**REQUEST:** Output every line of the material exactly, omitting images.

(Extracted data entries)
════════

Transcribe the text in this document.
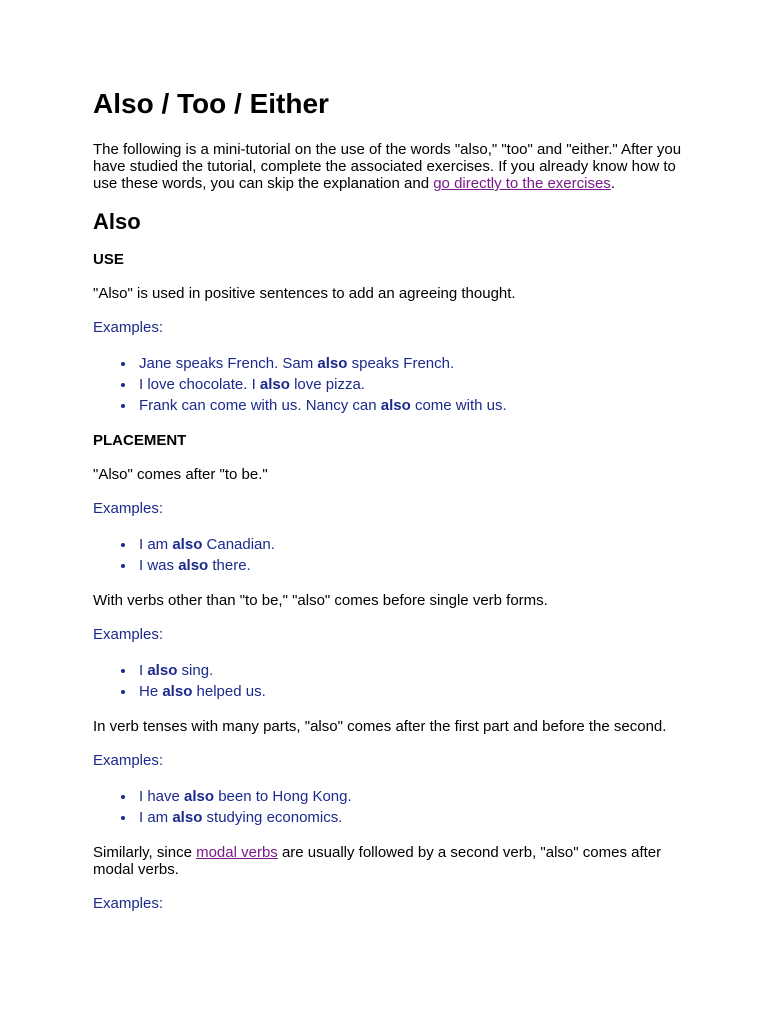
Also / Too / Either

The following is a mini-tutorial on the use of the words "also," "too" and "either." After you have studied the tutorial, complete the associated exercises. If you already know how to use these words, you can skip the explanation and go directly to the exercises.

Also
USE

"Also" is used in positive sentences to add an agreeing thought.

Examples:

Jane speaks French. Sam also speaks French.
I love chocolate. I also love pizza.
Frank can come with us. Nancy can also come with us.
PLACEMENT

"Also" comes after "to be."

Examples:

I am also Canadian.
I was also there.

With verbs other than "to be," "also" comes before single verb forms.

Examples:

I also sing.
He also helped us.

In verb tenses with many parts, "also" comes after the first part and before the second.

Examples:

I have also been to Hong Kong.
I am also studying economics.

Similarly, since modal verbs are usually followed by a second verb, "also" comes after modal verbs.

Examples:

════════

**FULL ANSWER:**
Transcribe the text in this document.
Also / Too / Either

The following is a mini-tutorial on the use of the words "also," "too" and "either." After you have studied the tutorial, complete the associated exercises. If you already know how to use these words, you can skip the explanation and go directly to the exercises.

Also
USE

"Also" is used in positive sentences to add an agreeing thought.

Examples:

Jane speaks French. Sam also speaks French.
I love chocolate. I also love pizza.
Frank can come with us. Nancy can also come with us.
PLACEMENT

"Also" comes after "to be."

Examples:

I am also Canadian.
I was also there.

With verbs other than "to be," "also" comes before single verb forms.

Examples:

I also sing.
He also helped us.

In verb tenses with many parts, "also" comes after the first part and before the second.

Examples:

I have also been to Hong Kong.
I am also studying economics.

Similarly, since modal verbs are usually followed by a second verb, "also" comes after modal verbs.

Examples:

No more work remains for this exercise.